● Available records
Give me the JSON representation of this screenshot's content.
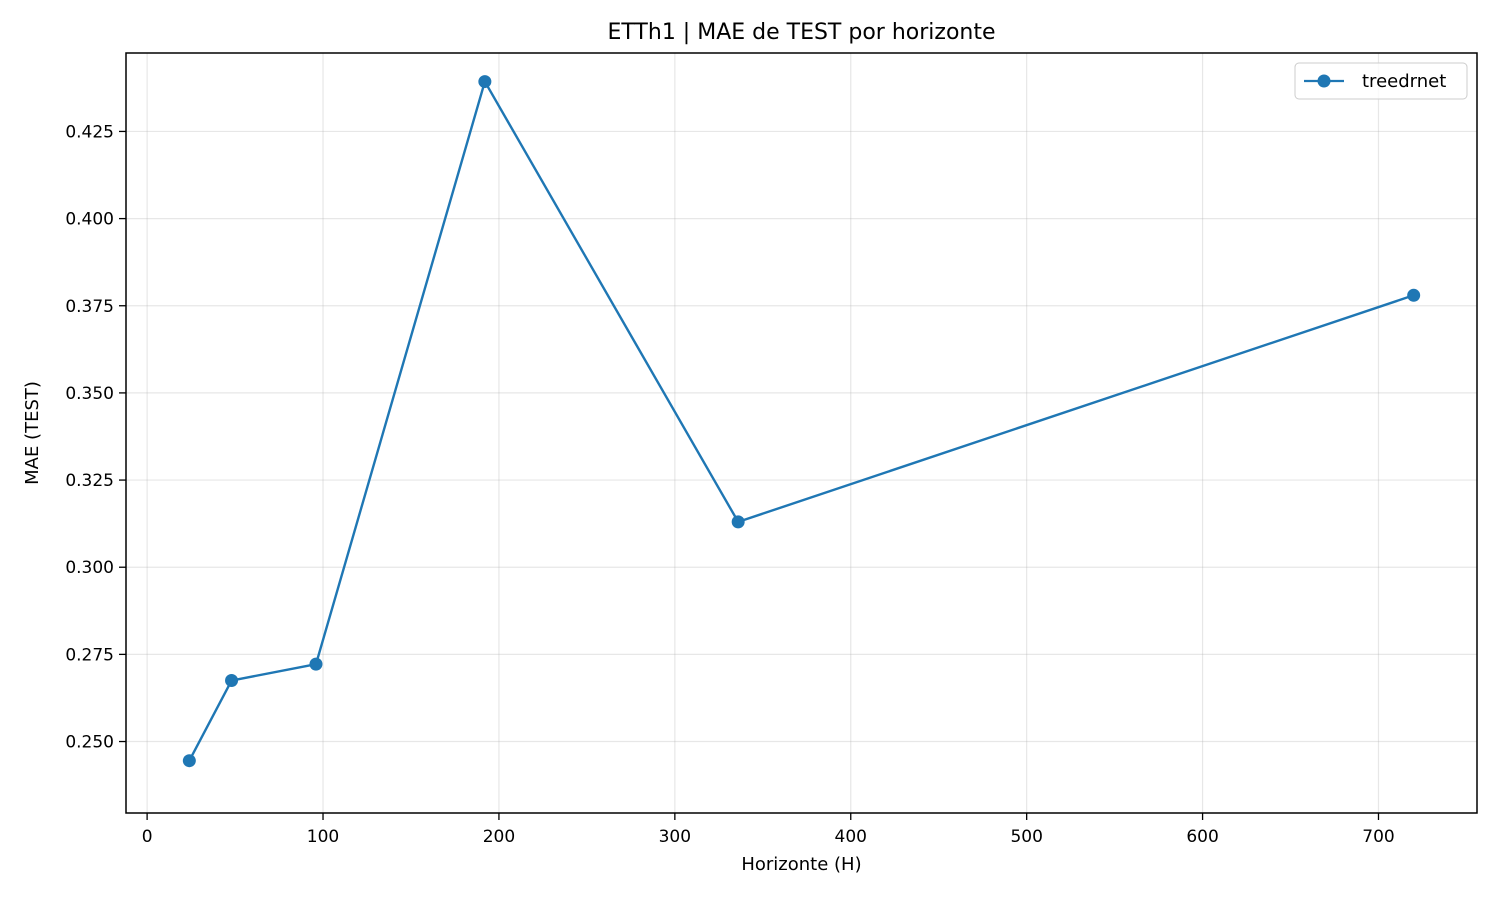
{
  "chart_data": {
    "type": "line",
    "title": "ETTh1 | MAE de TEST por horizonte",
    "xlabel": "Horizonte (H)",
    "ylabel": "MAE (TEST)",
    "xlim": [
      -12,
      756
    ],
    "ylim": [
      0.2295,
      0.4475
    ],
    "x_ticks": [
      0,
      100,
      200,
      300,
      400,
      500,
      600,
      700
    ],
    "y_ticks": [
      0.25,
      0.275,
      0.3,
      0.325,
      0.35,
      0.375,
      0.4,
      0.425
    ],
    "grid": true,
    "legend_position": "top-right",
    "series": [
      {
        "name": "treedrnet",
        "color": "#1f77b4",
        "marker": "circle",
        "x": [
          24,
          48,
          96,
          192,
          336,
          720
        ],
        "y": [
          0.2445,
          0.2675,
          0.2722,
          0.4393,
          0.313,
          0.378
        ]
      }
    ]
  }
}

● Set exercise
Please write out all the data again word for word, but not the pictures.

● Exercise answer
Give me the JSON representation of this screenshot's content.
{
  "chart_data": {
    "type": "line",
    "title": "ETTh1 | MAE de TEST por horizonte",
    "xlabel": "Horizonte (H)",
    "ylabel": "MAE (TEST)",
    "xlim": [
      -12,
      756
    ],
    "ylim": [
      0.2295,
      0.4475
    ],
    "x_ticks": [
      0,
      100,
      200,
      300,
      400,
      500,
      600,
      700
    ],
    "y_ticks": [
      0.25,
      0.275,
      0.3,
      0.325,
      0.35,
      0.375,
      0.4,
      0.425
    ],
    "grid": true,
    "legend_position": "top-right",
    "series": [
      {
        "name": "treedrnet",
        "color": "#1f77b4",
        "marker": "circle",
        "x": [
          24,
          48,
          96,
          192,
          336,
          720
        ],
        "y": [
          0.2445,
          0.2675,
          0.2722,
          0.4393,
          0.313,
          0.378
        ]
      }
    ]
  }
}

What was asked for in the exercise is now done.